Available data:
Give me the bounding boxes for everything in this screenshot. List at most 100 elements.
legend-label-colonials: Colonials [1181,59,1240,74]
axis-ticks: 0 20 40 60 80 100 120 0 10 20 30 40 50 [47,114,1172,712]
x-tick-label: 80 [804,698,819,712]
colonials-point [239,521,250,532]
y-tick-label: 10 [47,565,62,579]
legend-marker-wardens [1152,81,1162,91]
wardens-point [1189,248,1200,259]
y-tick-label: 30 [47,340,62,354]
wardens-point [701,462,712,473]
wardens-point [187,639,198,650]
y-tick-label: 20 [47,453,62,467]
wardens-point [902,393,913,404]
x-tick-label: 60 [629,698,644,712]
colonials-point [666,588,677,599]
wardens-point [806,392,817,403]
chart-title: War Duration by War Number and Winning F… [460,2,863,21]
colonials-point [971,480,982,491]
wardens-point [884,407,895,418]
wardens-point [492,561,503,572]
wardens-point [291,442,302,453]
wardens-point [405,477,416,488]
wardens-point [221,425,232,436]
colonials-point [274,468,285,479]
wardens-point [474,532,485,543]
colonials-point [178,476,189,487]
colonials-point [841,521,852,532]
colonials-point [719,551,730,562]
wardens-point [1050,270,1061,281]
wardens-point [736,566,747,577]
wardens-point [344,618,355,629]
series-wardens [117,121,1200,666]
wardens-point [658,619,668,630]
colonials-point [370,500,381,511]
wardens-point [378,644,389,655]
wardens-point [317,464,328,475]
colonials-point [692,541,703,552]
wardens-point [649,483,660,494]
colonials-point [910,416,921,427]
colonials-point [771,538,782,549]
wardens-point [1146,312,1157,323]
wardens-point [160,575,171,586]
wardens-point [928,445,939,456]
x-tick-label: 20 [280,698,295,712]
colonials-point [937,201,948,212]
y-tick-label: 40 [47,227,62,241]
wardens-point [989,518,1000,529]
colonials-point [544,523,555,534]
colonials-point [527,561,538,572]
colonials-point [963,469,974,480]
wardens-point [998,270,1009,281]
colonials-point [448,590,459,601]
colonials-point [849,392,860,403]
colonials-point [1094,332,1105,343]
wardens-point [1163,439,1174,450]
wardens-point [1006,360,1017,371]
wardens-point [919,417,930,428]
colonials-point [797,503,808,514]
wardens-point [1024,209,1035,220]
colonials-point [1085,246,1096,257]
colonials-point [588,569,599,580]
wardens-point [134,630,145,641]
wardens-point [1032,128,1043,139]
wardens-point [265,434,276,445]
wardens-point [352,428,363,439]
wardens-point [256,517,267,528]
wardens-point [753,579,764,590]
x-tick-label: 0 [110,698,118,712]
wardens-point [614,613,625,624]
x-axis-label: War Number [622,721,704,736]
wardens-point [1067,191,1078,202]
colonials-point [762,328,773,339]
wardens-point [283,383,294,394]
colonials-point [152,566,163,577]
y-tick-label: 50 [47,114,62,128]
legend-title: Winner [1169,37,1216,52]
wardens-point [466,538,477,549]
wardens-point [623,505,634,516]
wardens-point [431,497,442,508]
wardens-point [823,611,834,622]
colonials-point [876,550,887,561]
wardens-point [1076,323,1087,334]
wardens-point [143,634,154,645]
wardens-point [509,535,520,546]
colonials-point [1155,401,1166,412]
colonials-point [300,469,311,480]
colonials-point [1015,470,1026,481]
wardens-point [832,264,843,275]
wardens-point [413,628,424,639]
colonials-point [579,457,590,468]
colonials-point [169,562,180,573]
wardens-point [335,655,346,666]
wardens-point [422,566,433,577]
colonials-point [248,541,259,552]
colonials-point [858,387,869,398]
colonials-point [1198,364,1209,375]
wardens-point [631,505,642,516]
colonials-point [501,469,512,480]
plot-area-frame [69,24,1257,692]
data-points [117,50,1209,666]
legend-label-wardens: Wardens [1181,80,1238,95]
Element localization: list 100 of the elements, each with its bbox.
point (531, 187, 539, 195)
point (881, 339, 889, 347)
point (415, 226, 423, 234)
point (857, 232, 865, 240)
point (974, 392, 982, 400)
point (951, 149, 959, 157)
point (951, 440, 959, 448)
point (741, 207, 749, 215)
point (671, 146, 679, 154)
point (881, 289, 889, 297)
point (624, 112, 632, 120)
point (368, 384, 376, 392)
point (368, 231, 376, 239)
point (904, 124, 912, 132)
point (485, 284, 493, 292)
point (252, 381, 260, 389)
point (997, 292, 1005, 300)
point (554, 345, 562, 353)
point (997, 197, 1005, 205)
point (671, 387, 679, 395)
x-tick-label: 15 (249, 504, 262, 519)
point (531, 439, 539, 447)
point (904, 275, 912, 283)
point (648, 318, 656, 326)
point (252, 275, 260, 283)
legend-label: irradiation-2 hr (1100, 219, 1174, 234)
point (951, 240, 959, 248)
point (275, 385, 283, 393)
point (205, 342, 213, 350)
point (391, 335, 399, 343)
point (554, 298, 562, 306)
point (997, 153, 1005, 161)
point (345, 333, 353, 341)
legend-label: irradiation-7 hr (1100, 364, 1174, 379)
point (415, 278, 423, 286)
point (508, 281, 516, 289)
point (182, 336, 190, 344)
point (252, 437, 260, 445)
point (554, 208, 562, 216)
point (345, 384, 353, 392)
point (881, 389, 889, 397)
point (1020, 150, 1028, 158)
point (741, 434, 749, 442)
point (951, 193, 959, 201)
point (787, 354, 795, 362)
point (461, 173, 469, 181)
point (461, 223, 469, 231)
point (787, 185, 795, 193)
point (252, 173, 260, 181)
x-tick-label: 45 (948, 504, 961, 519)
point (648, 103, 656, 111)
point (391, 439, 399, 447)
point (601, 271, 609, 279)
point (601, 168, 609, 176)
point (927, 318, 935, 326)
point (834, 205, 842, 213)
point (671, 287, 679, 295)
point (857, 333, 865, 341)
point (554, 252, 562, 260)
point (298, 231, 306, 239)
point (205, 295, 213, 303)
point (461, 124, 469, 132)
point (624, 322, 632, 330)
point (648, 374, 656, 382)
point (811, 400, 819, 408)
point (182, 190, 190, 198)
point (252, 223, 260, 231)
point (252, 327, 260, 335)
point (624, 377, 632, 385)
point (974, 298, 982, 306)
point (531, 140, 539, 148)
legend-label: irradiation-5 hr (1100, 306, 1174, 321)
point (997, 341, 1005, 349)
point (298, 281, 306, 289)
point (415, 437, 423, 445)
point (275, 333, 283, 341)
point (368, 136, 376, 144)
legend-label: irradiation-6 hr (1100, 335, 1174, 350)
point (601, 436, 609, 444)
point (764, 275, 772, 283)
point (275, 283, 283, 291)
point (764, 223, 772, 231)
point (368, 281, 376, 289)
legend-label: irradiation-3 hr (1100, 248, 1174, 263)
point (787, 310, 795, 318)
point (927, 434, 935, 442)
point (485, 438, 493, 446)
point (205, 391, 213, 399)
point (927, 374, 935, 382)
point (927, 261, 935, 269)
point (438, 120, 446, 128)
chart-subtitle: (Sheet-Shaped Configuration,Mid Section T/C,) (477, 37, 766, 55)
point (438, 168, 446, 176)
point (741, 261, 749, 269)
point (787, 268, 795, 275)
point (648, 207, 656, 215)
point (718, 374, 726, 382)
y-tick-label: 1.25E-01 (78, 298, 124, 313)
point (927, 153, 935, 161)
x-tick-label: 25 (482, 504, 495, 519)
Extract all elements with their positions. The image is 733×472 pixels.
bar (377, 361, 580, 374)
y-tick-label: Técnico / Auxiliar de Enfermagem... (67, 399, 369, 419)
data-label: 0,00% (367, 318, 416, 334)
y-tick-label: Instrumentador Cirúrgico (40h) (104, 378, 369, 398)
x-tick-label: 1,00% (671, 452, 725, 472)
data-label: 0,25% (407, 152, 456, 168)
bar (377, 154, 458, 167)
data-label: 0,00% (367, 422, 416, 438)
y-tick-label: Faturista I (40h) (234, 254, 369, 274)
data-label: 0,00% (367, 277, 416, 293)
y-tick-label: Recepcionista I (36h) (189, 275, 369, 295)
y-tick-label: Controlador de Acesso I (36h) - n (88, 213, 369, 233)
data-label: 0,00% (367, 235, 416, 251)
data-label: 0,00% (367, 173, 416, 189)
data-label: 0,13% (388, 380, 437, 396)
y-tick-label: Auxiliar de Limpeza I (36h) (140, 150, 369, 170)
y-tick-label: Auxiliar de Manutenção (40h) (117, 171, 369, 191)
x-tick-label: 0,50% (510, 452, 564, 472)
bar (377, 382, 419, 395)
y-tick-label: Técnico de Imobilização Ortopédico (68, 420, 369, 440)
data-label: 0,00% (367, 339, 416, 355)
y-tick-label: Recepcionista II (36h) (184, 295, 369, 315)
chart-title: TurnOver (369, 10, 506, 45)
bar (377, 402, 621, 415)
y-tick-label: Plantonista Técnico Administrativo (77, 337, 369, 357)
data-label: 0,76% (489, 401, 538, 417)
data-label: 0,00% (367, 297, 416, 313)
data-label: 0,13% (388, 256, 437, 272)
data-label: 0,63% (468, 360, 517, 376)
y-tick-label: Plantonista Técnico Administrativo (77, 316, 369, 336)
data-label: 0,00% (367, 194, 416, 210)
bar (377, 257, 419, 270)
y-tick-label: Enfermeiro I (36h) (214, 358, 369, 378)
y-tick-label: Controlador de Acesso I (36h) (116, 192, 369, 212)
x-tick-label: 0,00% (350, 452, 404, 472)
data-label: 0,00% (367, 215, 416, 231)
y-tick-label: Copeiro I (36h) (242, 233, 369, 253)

Goal: Could you rewrite the stretch from the first line through the line containing "wardens-point [806,392,817,403]" as a Markdown table, with a Row column numbering each entry and a Line column giving its text, and blank lines left out?

Correct answer:
| Row | Line |
|---|---|
| 1 | Give me the bounding boxes for everything in this screenshot. List at most 100 elements. |
| 2 | legend-label-colonials: Colonials [1181,59,1240,74] |
| 3 | axis-ticks: 0 20 40 60 80 100 120 0 10 20 30 40 50 [47,114,1172,712] |
| 4 | x-tick-label: 80 [804,698,819,712] |
| 5 | colonials-point [239,521,250,532] |
| 6 | y-tick-label: 10 [47,565,62,579] |
| 7 | legend-marker-wardens [1152,81,1162,91] |
| 8 | wardens-point [1189,248,1200,259] |
| 9 | y-tick-label: 30 [47,340,62,354] |
| 10 | wardens-point [701,462,712,473] |
| 11 | wardens-point [187,639,198,650] |
| 12 | y-tick-label: 20 [47,453,62,467] |
| 13 | wardens-point [902,393,913,404] |
| 14 | x-tick-label: 60 [629,698,644,712] |
| 15 | colonials-point [666,588,677,599] |
| 16 | wardens-point [806,392,817,403] |